* [Short task]
Copy every entry word for word, but skip the pictures.

— begin Data extract —

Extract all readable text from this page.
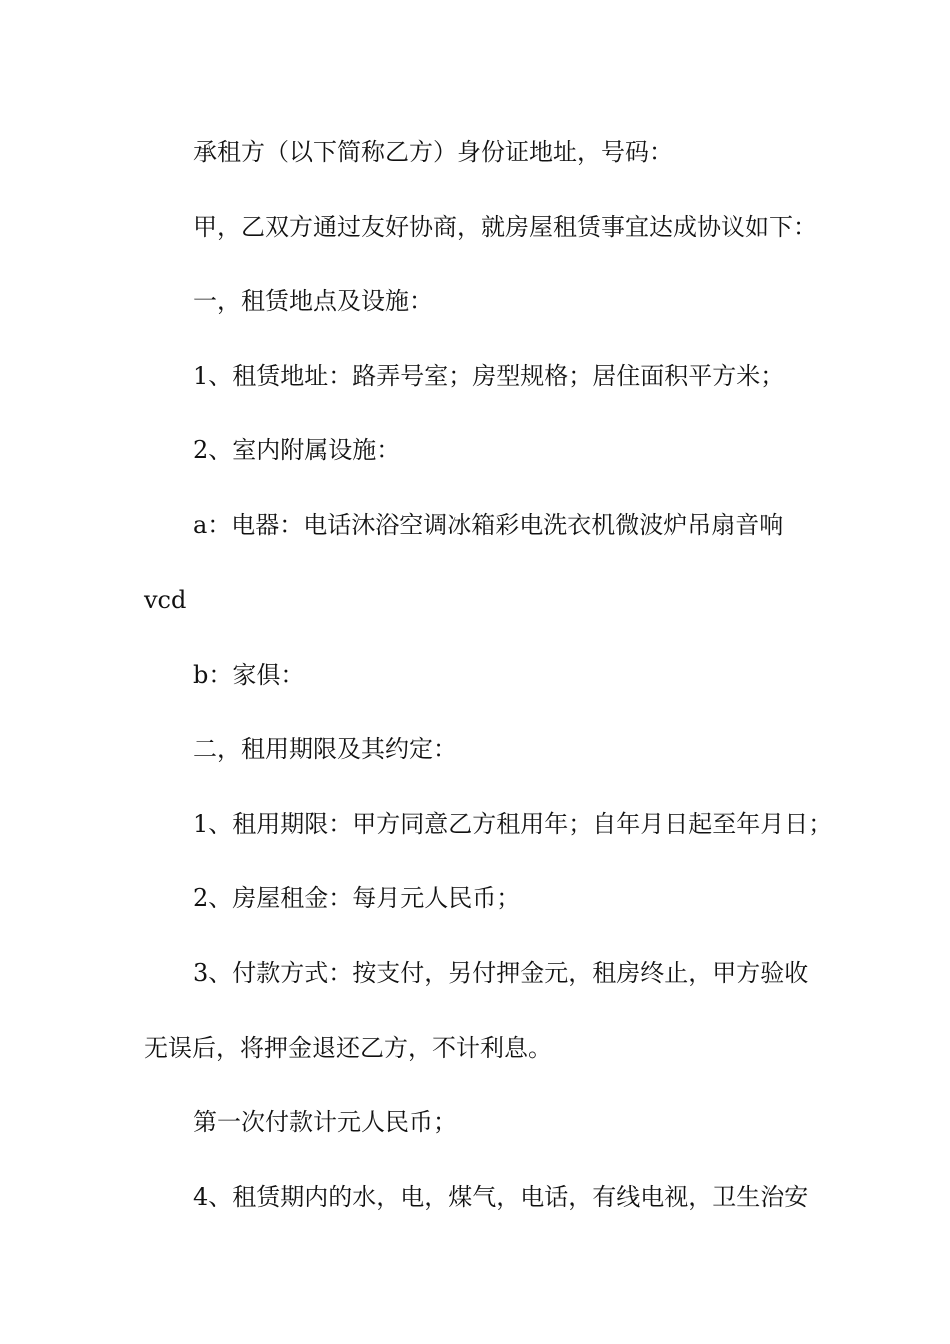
承租方（以下简称乙方）身份证地址，号码：
甲，乙双方通过友好协商，就房屋租赁事宜达成协议如下：
一，租赁地点及设施：
1、租赁地址：路弄号室；房型规格；居住面积平方米；
2、室内附属设施：
a：电器：电话沐浴空调冰箱彩电洗衣机微波炉吊扇音响
vcd
b：家俱：
二，租用期限及其约定：
1、租用期限：甲方同意乙方租用年；自年月日起至年月日；
2、房屋租金：每月元人民币；
3、付款方式：按支付，另付押金元，租房终止，甲方验收
无误后，将押金退还乙方，不计利息。
第一次付款计元人民币；
4、租赁期内的水，电，煤气，电话，有线电视，卫生治安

— end Data extract —

* [Solution]
Extract all readable text from this page.
承租方（以下简称乙方）身份证地址，号码：
甲，乙双方通过友好协商，就房屋租赁事宜达成协议如下：
一，租赁地点及设施：
1、租赁地址：路弄号室；房型规格；居住面积平方米；
2、室内附属设施：
a：电器：电话沐浴空调冰箱彩电洗衣机微波炉吊扇音响
vcd
b：家俱：
二，租用期限及其约定：
1、租用期限：甲方同意乙方租用年；自年月日起至年月日；
2、房屋租金：每月元人民币；
3、付款方式：按支付，另付押金元，租房终止，甲方验收
无误后，将押金退还乙方，不计利息。
第一次付款计元人民币；
4、租赁期内的水，电，煤气，电话，有线电视，卫生治安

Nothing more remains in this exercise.